#### Goal of the exercise:
Output every line below without omitting or altering anything.

#### Given entries:
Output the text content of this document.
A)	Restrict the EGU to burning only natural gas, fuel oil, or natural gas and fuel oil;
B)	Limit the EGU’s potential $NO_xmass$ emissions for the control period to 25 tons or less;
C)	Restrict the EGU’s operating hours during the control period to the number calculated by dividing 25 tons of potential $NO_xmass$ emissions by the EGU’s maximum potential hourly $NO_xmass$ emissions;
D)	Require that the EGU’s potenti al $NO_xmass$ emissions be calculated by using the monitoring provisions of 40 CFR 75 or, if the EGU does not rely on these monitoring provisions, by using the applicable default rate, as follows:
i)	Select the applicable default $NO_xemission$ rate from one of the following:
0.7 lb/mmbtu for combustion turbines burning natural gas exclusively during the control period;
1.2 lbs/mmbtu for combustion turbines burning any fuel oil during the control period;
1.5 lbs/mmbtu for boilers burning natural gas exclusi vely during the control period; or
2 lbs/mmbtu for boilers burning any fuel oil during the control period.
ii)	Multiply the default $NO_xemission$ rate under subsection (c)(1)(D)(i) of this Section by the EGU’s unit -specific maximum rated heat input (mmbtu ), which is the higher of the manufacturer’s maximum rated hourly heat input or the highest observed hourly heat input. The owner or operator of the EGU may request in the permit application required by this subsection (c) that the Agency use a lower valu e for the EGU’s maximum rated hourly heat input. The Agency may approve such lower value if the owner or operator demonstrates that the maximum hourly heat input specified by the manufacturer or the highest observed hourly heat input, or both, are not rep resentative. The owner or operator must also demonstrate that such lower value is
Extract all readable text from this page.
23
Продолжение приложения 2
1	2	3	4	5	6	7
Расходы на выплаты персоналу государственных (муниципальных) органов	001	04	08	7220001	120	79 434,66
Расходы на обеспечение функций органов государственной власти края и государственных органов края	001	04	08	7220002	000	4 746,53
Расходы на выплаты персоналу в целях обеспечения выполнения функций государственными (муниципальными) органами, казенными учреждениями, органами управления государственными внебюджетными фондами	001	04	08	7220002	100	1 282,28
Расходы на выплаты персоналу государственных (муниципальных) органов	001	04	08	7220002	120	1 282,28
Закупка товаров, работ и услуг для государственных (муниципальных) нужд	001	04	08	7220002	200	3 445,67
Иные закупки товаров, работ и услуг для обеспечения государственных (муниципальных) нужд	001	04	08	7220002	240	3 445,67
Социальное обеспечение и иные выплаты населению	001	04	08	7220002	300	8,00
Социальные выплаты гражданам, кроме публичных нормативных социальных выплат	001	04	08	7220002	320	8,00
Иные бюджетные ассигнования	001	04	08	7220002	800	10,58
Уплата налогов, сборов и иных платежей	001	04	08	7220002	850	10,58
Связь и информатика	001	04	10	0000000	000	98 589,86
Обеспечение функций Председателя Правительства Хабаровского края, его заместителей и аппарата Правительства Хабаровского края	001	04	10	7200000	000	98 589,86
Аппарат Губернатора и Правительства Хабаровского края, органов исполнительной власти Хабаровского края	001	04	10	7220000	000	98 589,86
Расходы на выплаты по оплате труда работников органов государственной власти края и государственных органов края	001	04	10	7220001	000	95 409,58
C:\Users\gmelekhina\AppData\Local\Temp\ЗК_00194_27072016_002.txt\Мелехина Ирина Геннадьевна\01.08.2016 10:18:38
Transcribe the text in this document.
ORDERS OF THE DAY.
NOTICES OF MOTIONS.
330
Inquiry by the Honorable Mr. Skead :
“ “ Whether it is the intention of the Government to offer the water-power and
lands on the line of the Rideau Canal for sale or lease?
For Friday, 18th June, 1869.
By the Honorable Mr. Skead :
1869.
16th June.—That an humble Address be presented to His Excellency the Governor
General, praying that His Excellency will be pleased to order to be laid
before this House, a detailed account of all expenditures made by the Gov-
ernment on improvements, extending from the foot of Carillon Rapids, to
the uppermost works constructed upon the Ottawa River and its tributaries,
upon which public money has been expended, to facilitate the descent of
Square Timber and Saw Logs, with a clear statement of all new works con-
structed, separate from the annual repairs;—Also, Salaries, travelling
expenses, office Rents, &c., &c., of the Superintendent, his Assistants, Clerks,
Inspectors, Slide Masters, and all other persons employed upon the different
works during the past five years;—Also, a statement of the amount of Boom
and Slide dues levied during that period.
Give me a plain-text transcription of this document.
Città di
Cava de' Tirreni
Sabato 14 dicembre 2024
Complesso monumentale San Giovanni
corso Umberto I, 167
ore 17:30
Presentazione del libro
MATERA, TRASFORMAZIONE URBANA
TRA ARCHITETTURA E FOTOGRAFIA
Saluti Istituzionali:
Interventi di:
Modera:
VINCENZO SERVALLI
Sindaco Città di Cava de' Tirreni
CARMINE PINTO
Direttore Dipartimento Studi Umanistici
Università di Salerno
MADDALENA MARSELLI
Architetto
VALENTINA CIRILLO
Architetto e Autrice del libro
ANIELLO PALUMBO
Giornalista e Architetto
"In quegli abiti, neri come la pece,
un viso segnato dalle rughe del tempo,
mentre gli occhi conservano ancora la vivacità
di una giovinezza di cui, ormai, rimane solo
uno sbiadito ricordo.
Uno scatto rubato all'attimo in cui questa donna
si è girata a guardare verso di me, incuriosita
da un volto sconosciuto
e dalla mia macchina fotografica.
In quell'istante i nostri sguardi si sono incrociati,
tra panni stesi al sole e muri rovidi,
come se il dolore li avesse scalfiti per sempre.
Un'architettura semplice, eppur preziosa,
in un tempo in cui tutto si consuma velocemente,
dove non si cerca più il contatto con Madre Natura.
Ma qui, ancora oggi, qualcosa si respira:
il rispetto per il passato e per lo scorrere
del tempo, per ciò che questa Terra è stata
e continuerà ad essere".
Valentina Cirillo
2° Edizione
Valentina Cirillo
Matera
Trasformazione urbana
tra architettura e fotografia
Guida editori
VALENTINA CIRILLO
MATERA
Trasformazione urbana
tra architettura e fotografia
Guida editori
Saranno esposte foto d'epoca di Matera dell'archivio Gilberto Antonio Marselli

#### Full response:
Output the text content of this document.
A)	Restrict the EGU to burning only natural gas, fuel oil, or natural gas and fuel oil;
B)	Limit the EGU’s potential $NO_xmass$ emissions for the control period to 25 tons or less;
C)	Restrict the EGU’s operating hours during the control period to the number calculated by dividing 25 tons of potential $NO_xmass$ emissions by the EGU’s maximum potential hourly $NO_xmass$ emissions;
D)	Require that the EGU’s potenti al $NO_xmass$ emissions be calculated by using the monitoring provisions of 40 CFR 75 or, if the EGU does not rely on these monitoring provisions, by using the applicable default rate, as follows:
i)	Select the applicable default $NO_xemission$ rate from one of the following:
0.7 lb/mmbtu for combustion turbines burning natural gas exclusively during the control period;
1.2 lbs/mmbtu for combustion turbines burning any fuel oil during the control period;
1.5 lbs/mmbtu for boilers burning natural gas exclusi vely during the control period; or
2 lbs/mmbtu for boilers burning any fuel oil during the control period.
ii)	Multiply the default $NO_xemission$ rate under subsection (c)(1)(D)(i) of this Section by the EGU’s unit -specific maximum rated heat input (mmbtu ), which is the higher of the manufacturer’s maximum rated hourly heat input or the highest observed hourly heat input. The owner or operator of the EGU may request in the permit application required by this subsection (c) that the Agency use a lower valu e for the EGU’s maximum rated hourly heat input. The Agency may approve such lower value if the owner or operator demonstrates that the maximum hourly heat input specified by the manufacturer or the highest observed hourly heat input, or both, are not rep resentative. The owner or operator must also demonstrate that such lower value is
Extract all readable text from this page.
23
Продолжение приложения 2
1	2	3	4	5	6	7
Расходы на выплаты персоналу государственных (муниципальных) органов	001	04	08	7220001	120	79 434,66
Расходы на обеспечение функций органов государственной власти края и государственных органов края	001	04	08	7220002	000	4 746,53
Расходы на выплаты персоналу в целях обеспечения выполнения функций государственными (муниципальными) органами, казенными учреждениями, органами управления государственными внебюджетными фондами	001	04	08	7220002	100	1 282,28
Расходы на выплаты персоналу государственных (муниципальных) органов	001	04	08	7220002	120	1 282,28
Закупка товаров, работ и услуг для государственных (муниципальных) нужд	001	04	08	7220002	200	3 445,67
Иные закупки товаров, работ и услуг для обеспечения государственных (муниципальных) нужд	001	04	08	7220002	240	3 445,67
Социальное обеспечение и иные выплаты населению	001	04	08	7220002	300	8,00
Социальные выплаты гражданам, кроме публичных нормативных социальных выплат	001	04	08	7220002	320	8,00
Иные бюджетные ассигнования	001	04	08	7220002	800	10,58
Уплата налогов, сборов и иных платежей	001	04	08	7220002	850	10,58
Связь и информатика	001	04	10	0000000	000	98 589,86
Обеспечение функций Председателя Правительства Хабаровского края, его заместителей и аппарата Правительства Хабаровского края	001	04	10	7200000	000	98 589,86
Аппарат Губернатора и Правительства Хабаровского края, органов исполнительной власти Хабаровского края	001	04	10	7220000	000	98 589,86
Расходы на выплаты по оплате труда работников органов государственной власти края и государственных органов края	001	04	10	7220001	000	95 409,58
C:\Users\gmelekhina\AppData\Local\Temp\ЗК_00194_27072016_002.txt\Мелехина Ирина Геннадьевна\01.08.2016 10:18:38
Transcribe the text in this document.
ORDERS OF THE DAY.
NOTICES OF MOTIONS.
330
Inquiry by the Honorable Mr. Skead :
“ “ Whether it is the intention of the Government to offer the water-power and
lands on the line of the Rideau Canal for sale or lease?
For Friday, 18th June, 1869.
By the Honorable Mr. Skead :
1869.
16th June.—That an humble Address be presented to His Excellency the Governor
General, praying that His Excellency will be pleased to order to be laid
before this House, a detailed account of all expenditures made by the Gov-
ernment on improvements, extending from the foot of Carillon Rapids, to
the uppermost works constructed upon the Ottawa River and its tributaries,
upon which public money has been expended, to facilitate the descent of
Square Timber and Saw Logs, with a clear statement of all new works con-
structed, separate from the annual repairs;—Also, Salaries, travelling
expenses, office Rents, &c., &c., of the Superintendent, his Assistants, Clerks,
Inspectors, Slide Masters, and all other persons employed upon the different
works during the past five years;—Also, a statement of the amount of Boom
and Slide dues levied during that period.
Give me a plain-text transcription of this document.
Città di
Cava de' Tirreni
Sabato 14 dicembre 2024
Complesso monumentale San Giovanni
corso Umberto I, 167
ore 17:30
Presentazione del libro
MATERA, TRASFORMAZIONE URBANA
TRA ARCHITETTURA E FOTOGRAFIA
Saluti Istituzionali:
Interventi di:
Modera:
VINCENZO SERVALLI
Sindaco Città di Cava de' Tirreni
CARMINE PINTO
Direttore Dipartimento Studi Umanistici
Università di Salerno
MADDALENA MARSELLI
Architetto
VALENTINA CIRILLO
Architetto e Autrice del libro
ANIELLO PALUMBO
Giornalista e Architetto
"In quegli abiti, neri come la pece,
un viso segnato dalle rughe del tempo,
mentre gli occhi conservano ancora la vivacità
di una giovinezza di cui, ormai, rimane solo
uno sbiadito ricordo.
Uno scatto rubato all'attimo in cui questa donna
si è girata a guardare verso di me, incuriosita
da un volto sconosciuto
e dalla mia macchina fotografica.
In quell'istante i nostri sguardi si sono incrociati,
tra panni stesi al sole e muri rovidi,
come se il dolore li avesse scalfiti per sempre.
Un'architettura semplice, eppur preziosa,
in un tempo in cui tutto si consuma velocemente,
dove non si cerca più il contatto con Madre Natura.
Ma qui, ancora oggi, qualcosa si respira:
il rispetto per il passato e per lo scorrere
del tempo, per ciò che questa Terra è stata
e continuerà ad essere".
Valentina Cirillo
2° Edizione
Valentina Cirillo
Matera
Trasformazione urbana
tra architettura e fotografia
Guida editori
VALENTINA CIRILLO
MATERA
Trasformazione urbana
tra architettura e fotografia
Guida editori
Saranno esposte foto d'epoca di Matera dell'archivio Gilberto Antonio Marselli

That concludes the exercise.